# Instructions to follow
Give back the full material, exactly as it reads.

# Excerpted records
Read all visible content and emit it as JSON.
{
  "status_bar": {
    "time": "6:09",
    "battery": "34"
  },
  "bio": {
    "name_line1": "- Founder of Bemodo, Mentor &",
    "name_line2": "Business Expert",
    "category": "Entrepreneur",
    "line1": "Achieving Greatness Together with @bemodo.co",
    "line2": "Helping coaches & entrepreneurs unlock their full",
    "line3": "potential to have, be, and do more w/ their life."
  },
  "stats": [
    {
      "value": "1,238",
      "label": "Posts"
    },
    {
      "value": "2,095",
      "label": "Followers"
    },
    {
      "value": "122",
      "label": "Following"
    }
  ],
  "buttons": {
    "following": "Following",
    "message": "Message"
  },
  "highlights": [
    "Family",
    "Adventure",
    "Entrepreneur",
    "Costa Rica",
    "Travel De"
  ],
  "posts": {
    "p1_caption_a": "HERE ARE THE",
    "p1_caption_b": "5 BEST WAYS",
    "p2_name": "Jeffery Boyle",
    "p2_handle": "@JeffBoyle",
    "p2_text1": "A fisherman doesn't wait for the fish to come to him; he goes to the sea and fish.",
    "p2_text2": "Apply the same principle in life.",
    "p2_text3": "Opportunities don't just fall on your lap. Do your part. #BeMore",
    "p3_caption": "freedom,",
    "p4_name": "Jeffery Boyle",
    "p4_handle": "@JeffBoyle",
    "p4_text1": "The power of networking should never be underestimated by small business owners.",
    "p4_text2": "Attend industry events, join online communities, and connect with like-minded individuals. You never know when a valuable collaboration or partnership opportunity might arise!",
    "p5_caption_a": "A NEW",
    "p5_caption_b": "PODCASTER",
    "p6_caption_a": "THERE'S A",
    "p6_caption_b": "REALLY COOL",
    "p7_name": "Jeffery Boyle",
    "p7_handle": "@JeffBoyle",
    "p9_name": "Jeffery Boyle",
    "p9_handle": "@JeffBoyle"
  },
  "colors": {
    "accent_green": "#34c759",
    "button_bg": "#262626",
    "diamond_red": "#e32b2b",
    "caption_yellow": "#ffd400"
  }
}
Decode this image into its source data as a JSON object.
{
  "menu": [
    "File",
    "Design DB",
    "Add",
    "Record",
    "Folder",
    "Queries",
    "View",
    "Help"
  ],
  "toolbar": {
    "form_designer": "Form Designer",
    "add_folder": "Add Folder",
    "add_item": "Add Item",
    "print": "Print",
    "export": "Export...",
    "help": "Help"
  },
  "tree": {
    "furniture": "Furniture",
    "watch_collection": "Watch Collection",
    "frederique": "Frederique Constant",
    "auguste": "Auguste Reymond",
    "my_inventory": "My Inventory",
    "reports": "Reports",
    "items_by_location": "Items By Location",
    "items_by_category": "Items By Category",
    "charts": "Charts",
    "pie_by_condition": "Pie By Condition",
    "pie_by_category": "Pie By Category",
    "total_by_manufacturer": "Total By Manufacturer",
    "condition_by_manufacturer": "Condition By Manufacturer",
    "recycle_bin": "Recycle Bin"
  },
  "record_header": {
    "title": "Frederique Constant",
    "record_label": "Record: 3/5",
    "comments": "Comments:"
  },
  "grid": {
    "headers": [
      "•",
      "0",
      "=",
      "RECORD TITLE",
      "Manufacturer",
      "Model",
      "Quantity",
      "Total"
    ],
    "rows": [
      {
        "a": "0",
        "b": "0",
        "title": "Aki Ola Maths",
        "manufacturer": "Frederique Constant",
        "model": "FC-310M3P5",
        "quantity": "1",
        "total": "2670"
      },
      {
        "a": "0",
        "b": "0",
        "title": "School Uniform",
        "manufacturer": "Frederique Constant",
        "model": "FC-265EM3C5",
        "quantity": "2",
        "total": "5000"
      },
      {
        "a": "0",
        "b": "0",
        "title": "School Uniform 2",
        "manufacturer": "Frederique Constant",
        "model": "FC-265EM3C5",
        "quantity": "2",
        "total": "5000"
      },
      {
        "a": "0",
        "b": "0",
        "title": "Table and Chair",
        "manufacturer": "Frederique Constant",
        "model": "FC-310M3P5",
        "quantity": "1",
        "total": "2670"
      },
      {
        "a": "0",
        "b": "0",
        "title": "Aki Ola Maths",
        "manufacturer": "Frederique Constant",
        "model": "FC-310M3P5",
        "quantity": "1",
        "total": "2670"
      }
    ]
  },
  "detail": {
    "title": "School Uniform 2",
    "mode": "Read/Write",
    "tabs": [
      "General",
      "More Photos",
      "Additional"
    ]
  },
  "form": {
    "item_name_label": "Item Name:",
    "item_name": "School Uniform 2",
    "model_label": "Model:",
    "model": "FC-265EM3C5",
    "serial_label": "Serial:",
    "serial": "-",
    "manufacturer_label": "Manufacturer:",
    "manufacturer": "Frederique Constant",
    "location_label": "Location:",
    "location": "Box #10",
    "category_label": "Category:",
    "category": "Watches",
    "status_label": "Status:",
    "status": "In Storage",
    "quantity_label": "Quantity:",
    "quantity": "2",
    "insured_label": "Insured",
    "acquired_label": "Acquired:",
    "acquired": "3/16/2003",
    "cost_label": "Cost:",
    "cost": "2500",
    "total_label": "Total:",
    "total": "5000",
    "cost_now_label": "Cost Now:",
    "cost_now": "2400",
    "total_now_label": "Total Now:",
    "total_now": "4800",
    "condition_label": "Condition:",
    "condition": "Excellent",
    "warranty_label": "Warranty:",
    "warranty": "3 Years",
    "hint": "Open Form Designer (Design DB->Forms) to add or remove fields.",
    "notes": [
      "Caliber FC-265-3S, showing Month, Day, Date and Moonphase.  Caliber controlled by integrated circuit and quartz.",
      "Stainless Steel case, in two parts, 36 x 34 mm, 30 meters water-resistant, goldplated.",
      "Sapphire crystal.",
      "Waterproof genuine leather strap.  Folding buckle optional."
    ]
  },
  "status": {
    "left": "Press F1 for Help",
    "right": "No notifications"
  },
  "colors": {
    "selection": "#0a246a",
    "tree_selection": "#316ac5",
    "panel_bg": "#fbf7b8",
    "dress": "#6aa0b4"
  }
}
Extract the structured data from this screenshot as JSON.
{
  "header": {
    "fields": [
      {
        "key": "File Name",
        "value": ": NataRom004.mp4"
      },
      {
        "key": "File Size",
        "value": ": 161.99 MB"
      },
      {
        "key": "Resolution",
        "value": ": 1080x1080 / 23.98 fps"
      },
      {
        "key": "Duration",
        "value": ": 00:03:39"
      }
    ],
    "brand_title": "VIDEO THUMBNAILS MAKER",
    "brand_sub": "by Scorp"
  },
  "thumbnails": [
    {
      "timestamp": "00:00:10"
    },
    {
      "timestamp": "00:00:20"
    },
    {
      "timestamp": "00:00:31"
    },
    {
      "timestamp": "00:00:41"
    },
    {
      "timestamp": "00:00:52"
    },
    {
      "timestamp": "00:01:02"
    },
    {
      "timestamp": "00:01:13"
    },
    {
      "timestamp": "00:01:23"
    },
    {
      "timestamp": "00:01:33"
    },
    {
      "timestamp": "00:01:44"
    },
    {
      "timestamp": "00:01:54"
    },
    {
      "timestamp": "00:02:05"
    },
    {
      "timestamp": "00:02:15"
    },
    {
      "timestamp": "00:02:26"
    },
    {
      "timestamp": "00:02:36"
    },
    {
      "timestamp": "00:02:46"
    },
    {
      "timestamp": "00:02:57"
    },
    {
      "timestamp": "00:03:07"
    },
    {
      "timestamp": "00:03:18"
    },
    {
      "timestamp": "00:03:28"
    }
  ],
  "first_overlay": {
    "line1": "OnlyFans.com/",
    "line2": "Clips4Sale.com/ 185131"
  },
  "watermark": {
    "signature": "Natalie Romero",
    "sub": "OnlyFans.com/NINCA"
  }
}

# Correct response
Read all visible content and emit it as JSON.
{
  "status_bar": {
    "time": "6:09",
    "battery": "34"
  },
  "bio": {
    "name_line1": "- Founder of Bemodo, Mentor &",
    "name_line2": "Business Expert",
    "category": "Entrepreneur",
    "line1": "Achieving Greatness Together with @bemodo.co",
    "line2": "Helping coaches & entrepreneurs unlock their full",
    "line3": "potential to have, be, and do more w/ their life."
  },
  "stats": [
    {
      "value": "1,238",
      "label": "Posts"
    },
    {
      "value": "2,095",
      "label": "Followers"
    },
    {
      "value": "122",
      "label": "Following"
    }
  ],
  "buttons": {
    "following": "Following",
    "message": "Message"
  },
  "highlights": [
    "Family",
    "Adventure",
    "Entrepreneur",
    "Costa Rica",
    "Travel De"
  ],
  "posts": {
    "p1_caption_a": "HERE ARE THE",
    "p1_caption_b": "5 BEST WAYS",
    "p2_name": "Jeffery Boyle",
    "p2_handle": "@JeffBoyle",
    "p2_text1": "A fisherman doesn't wait for the fish to come to him; he goes to the sea and fish.",
    "p2_text2": "Apply the same principle in life.",
    "p2_text3": "Opportunities don't just fall on your lap. Do your part. #BeMore",
    "p3_caption": "freedom,",
    "p4_name": "Jeffery Boyle",
    "p4_handle": "@JeffBoyle",
    "p4_text1": "The power of networking should never be underestimated by small business owners.",
    "p4_text2": "Attend industry events, join online communities, and connect with like-minded individuals. You never know when a valuable collaboration or partnership opportunity might arise!",
    "p5_caption_a": "A NEW",
    "p5_caption_b": "PODCASTER",
    "p6_caption_a": "THERE'S A",
    "p6_caption_b": "REALLY COOL",
    "p7_name": "Jeffery Boyle",
    "p7_handle": "@JeffBoyle",
    "p9_name": "Jeffery Boyle",
    "p9_handle": "@JeffBoyle"
  },
  "colors": {
    "accent_green": "#34c759",
    "button_bg": "#262626",
    "diamond_red": "#e32b2b",
    "caption_yellow": "#ffd400"
  }
}
Decode this image into its source data as a JSON object.
{
  "menu": [
    "File",
    "Design DB",
    "Add",
    "Record",
    "Folder",
    "Queries",
    "View",
    "Help"
  ],
  "toolbar": {
    "form_designer": "Form Designer",
    "add_folder": "Add Folder",
    "add_item": "Add Item",
    "print": "Print",
    "export": "Export...",
    "help": "Help"
  },
  "tree": {
    "furniture": "Furniture",
    "watch_collection": "Watch Collection",
    "frederique": "Frederique Constant",
    "auguste": "Auguste Reymond",
    "my_inventory": "My Inventory",
    "reports": "Reports",
    "items_by_location": "Items By Location",
    "items_by_category": "Items By Category",
    "charts": "Charts",
    "pie_by_condition": "Pie By Condition",
    "pie_by_category": "Pie By Category",
    "total_by_manufacturer": "Total By Manufacturer",
    "condition_by_manufacturer": "Condition By Manufacturer",
    "recycle_bin": "Recycle Bin"
  },
  "record_header": {
    "title": "Frederique Constant",
    "record_label": "Record: 3/5",
    "comments": "Comments:"
  },
  "grid": {
    "headers": [
      "•",
      "0",
      "=",
      "RECORD TITLE",
      "Manufacturer",
      "Model",
      "Quantity",
      "Total"
    ],
    "rows": [
      {
        "a": "0",
        "b": "0",
        "title": "Aki Ola Maths",
        "manufacturer": "Frederique Constant",
        "model": "FC-310M3P5",
        "quantity": "1",
        "total": "2670"
      },
      {
        "a": "0",
        "b": "0",
        "title": "School Uniform",
        "manufacturer": "Frederique Constant",
        "model": "FC-265EM3C5",
        "quantity": "2",
        "total": "5000"
      },
      {
        "a": "0",
        "b": "0",
        "title": "School Uniform 2",
        "manufacturer": "Frederique Constant",
        "model": "FC-265EM3C5",
        "quantity": "2",
        "total": "5000"
      },
      {
        "a": "0",
        "b": "0",
        "title": "Table and Chair",
        "manufacturer": "Frederique Constant",
        "model": "FC-310M3P5",
        "quantity": "1",
        "total": "2670"
      },
      {
        "a": "0",
        "b": "0",
        "title": "Aki Ola Maths",
        "manufacturer": "Frederique Constant",
        "model": "FC-310M3P5",
        "quantity": "1",
        "total": "2670"
      }
    ]
  },
  "detail": {
    "title": "School Uniform 2",
    "mode": "Read/Write",
    "tabs": [
      "General",
      "More Photos",
      "Additional"
    ]
  },
  "form": {
    "item_name_label": "Item Name:",
    "item_name": "School Uniform 2",
    "model_label": "Model:",
    "model": "FC-265EM3C5",
    "serial_label": "Serial:",
    "serial": "-",
    "manufacturer_label": "Manufacturer:",
    "manufacturer": "Frederique Constant",
    "location_label": "Location:",
    "location": "Box #10",
    "category_label": "Category:",
    "category": "Watches",
    "status_label": "Status:",
    "status": "In Storage",
    "quantity_label": "Quantity:",
    "quantity": "2",
    "insured_label": "Insured",
    "acquired_label": "Acquired:",
    "acquired": "3/16/2003",
    "cost_label": "Cost:",
    "cost": "2500",
    "total_label": "Total:",
    "total": "5000",
    "cost_now_label": "Cost Now:",
    "cost_now": "2400",
    "total_now_label": "Total Now:",
    "total_now": "4800",
    "condition_label": "Condition:",
    "condition": "Excellent",
    "warranty_label": "Warranty:",
    "warranty": "3 Years",
    "hint": "Open Form Designer (Design DB->Forms) to add or remove fields.",
    "notes": [
      "Caliber FC-265-3S, showing Month, Day, Date and Moonphase.  Caliber controlled by integrated circuit and quartz.",
      "Stainless Steel case, in two parts, 36 x 34 mm, 30 meters water-resistant, goldplated.",
      "Sapphire crystal.",
      "Waterproof genuine leather strap.  Folding buckle optional."
    ]
  },
  "status": {
    "left": "Press F1 for Help",
    "right": "No notifications"
  },
  "colors": {
    "selection": "#0a246a",
    "tree_selection": "#316ac5",
    "panel_bg": "#fbf7b8",
    "dress": "#6aa0b4"
  }
}
Extract the structured data from this screenshot as JSON.
{
  "header": {
    "fields": [
      {
        "key": "File Name",
        "value": ": NataRom004.mp4"
      },
      {
        "key": "File Size",
        "value": ": 161.99 MB"
      },
      {
        "key": "Resolution",
        "value": ": 1080x1080 / 23.98 fps"
      },
      {
        "key": "Duration",
        "value": ": 00:03:39"
      }
    ],
    "brand_title": "VIDEO THUMBNAILS MAKER",
    "brand_sub": "by Scorp"
  },
  "thumbnails": [
    {
      "timestamp": "00:00:10"
    },
    {
      "timestamp": "00:00:20"
    },
    {
      "timestamp": "00:00:31"
    },
    {
      "timestamp": "00:00:41"
    },
    {
      "timestamp": "00:00:52"
    },
    {
      "timestamp": "00:01:02"
    },
    {
      "timestamp": "00:01:13"
    },
    {
      "timestamp": "00:01:23"
    },
    {
      "timestamp": "00:01:33"
    },
    {
      "timestamp": "00:01:44"
    },
    {
      "timestamp": "00:01:54"
    },
    {
      "timestamp": "00:02:05"
    },
    {
      "timestamp": "00:02:15"
    },
    {
      "timestamp": "00:02:26"
    },
    {
      "timestamp": "00:02:36"
    },
    {
      "timestamp": "00:02:46"
    },
    {
      "timestamp": "00:02:57"
    },
    {
      "timestamp": "00:03:07"
    },
    {
      "timestamp": "00:03:18"
    },
    {
      "timestamp": "00:03:28"
    }
  ],
  "first_overlay": {
    "line1": "OnlyFans.com/",
    "line2": "Clips4Sale.com/ 185131"
  },
  "watermark": {
    "signature": "Natalie Romero",
    "sub": "OnlyFans.com/NINCA"
  }
}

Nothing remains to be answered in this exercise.